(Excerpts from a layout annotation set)

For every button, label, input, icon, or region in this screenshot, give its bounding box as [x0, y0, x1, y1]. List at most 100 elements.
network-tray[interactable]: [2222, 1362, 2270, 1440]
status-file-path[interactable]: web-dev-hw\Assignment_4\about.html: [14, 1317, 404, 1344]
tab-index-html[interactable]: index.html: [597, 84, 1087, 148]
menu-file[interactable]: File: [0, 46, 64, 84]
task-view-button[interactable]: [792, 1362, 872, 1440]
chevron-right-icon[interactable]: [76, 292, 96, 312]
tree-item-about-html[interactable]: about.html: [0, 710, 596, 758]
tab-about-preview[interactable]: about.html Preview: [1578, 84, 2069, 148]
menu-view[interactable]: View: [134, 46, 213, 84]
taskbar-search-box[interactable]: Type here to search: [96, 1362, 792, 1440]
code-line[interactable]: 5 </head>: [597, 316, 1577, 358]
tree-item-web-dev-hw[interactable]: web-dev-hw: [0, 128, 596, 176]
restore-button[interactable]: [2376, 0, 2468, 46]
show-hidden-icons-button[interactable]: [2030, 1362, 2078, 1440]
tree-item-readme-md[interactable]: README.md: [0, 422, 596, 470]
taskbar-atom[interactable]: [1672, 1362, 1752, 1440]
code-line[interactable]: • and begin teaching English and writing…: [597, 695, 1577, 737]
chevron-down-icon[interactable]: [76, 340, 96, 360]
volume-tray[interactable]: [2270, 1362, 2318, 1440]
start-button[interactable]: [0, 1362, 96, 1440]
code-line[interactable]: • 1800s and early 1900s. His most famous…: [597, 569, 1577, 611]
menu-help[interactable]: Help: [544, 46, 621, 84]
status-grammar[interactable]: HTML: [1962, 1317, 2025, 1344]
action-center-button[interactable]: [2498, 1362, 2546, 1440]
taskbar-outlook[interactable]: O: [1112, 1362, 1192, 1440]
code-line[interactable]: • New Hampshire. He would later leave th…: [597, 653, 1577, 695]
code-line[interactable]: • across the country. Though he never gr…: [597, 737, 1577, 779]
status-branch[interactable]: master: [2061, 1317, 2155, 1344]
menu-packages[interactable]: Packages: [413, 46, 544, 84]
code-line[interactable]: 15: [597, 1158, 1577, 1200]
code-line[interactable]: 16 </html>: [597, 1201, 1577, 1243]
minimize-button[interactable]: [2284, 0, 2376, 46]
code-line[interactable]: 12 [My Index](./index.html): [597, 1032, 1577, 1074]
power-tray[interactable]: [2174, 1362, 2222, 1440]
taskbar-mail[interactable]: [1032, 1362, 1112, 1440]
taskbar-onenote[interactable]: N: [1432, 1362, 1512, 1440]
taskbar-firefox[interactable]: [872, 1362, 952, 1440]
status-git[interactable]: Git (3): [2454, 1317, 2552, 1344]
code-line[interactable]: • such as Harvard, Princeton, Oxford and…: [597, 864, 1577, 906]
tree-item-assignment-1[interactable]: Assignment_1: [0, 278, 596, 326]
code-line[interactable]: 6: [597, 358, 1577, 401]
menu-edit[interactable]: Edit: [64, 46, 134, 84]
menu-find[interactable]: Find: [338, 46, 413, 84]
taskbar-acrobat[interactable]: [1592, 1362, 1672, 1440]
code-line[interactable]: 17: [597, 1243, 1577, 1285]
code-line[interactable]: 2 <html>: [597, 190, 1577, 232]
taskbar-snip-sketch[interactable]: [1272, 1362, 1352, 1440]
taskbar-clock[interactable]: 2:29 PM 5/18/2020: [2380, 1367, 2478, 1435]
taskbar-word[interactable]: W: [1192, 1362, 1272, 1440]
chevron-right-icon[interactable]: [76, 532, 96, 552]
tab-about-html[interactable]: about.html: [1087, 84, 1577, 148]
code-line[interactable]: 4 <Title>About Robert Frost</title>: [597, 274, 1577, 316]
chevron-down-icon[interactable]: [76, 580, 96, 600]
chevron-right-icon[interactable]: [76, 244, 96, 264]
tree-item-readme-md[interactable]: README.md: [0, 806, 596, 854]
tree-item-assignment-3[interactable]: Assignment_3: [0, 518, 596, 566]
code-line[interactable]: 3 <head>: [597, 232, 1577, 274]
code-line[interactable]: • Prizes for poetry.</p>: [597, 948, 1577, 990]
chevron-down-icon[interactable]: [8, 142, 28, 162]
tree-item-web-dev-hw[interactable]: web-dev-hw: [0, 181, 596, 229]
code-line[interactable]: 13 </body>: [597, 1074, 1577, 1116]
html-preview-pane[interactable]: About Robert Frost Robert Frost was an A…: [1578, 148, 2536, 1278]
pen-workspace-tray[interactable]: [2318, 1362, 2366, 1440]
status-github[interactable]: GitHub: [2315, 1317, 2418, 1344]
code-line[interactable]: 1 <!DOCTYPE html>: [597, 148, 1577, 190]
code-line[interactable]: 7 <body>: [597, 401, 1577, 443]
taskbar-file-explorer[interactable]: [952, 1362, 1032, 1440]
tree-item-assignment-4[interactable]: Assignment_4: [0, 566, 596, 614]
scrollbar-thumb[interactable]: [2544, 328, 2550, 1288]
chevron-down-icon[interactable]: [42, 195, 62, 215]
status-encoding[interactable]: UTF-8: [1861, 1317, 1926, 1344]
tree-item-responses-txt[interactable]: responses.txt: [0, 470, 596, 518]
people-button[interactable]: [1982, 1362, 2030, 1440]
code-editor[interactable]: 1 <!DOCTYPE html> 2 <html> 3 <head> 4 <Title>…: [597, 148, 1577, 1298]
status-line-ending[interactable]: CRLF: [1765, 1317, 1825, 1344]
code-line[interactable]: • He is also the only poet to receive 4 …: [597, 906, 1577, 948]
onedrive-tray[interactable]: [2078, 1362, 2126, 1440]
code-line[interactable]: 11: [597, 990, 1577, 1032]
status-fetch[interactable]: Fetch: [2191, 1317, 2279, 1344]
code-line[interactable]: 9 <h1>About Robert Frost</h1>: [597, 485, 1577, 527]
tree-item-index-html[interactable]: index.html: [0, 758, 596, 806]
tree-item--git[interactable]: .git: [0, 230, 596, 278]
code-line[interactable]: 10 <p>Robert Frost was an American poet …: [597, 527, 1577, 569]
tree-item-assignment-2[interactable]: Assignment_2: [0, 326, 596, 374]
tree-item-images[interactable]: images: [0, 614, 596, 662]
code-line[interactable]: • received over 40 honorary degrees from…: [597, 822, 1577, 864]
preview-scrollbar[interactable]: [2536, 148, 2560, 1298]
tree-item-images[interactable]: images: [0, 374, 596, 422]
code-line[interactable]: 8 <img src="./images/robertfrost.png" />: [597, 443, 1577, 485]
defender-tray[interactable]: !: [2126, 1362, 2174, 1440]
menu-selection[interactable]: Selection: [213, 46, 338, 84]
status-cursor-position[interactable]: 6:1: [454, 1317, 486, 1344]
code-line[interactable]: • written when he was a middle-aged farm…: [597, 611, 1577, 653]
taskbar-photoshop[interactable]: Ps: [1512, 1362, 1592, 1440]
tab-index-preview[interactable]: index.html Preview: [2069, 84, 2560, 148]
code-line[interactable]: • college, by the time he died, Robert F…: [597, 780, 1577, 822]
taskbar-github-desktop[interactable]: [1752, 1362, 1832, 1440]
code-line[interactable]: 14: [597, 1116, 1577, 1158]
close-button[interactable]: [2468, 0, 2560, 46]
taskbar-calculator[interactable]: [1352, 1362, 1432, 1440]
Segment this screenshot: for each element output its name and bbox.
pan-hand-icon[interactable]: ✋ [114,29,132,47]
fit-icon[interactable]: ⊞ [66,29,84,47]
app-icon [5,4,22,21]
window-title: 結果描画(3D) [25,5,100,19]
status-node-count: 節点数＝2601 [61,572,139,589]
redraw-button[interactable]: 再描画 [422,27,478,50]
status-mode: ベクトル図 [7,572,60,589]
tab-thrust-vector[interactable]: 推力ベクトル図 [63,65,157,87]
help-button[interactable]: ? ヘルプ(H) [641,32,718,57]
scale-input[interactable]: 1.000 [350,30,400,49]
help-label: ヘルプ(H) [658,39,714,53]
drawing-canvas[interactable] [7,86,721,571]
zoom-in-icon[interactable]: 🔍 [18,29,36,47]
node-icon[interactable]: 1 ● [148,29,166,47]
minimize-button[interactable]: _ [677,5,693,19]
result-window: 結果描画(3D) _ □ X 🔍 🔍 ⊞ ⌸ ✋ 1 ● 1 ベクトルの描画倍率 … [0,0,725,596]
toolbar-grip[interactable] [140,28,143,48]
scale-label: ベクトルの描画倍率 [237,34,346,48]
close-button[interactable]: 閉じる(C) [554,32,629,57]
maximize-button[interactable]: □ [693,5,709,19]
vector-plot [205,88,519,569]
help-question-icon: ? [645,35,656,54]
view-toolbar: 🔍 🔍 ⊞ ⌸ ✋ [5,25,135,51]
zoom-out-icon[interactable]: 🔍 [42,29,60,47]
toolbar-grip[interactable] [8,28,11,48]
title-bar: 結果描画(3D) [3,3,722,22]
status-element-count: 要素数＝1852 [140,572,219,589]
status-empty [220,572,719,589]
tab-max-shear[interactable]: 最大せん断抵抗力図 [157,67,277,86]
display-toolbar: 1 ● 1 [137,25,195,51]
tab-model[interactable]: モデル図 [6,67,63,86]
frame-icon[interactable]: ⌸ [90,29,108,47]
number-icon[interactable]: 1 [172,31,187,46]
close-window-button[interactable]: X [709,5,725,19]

*Task to carry out*: Copy everything from the start of the listing down to the line containing "menu-view[interactable]: View: [134, 46, 213, 84]", changing "interactable" to "clickable" throughout and leaving the rest untouched.

*The output*:
For every button, label, input, icon, or region in this screenshot, give its bounding box as [x0, y0, x1, y1]. List at most 100 elements.
network-tray[clickable]: [2222, 1362, 2270, 1440]
status-file-path[clickable]: web-dev-hw\Assignment_4\about.html: [14, 1317, 404, 1344]
tab-index-html[clickable]: index.html: [597, 84, 1087, 148]
menu-file[clickable]: File: [0, 46, 64, 84]
task-view-button[clickable]: [792, 1362, 872, 1440]
chevron-right-icon[clickable]: [76, 292, 96, 312]
tree-item-about-html[clickable]: about.html: [0, 710, 596, 758]
tab-about-preview[clickable]: about.html Preview: [1578, 84, 2069, 148]
menu-view[clickable]: View: [134, 46, 213, 84]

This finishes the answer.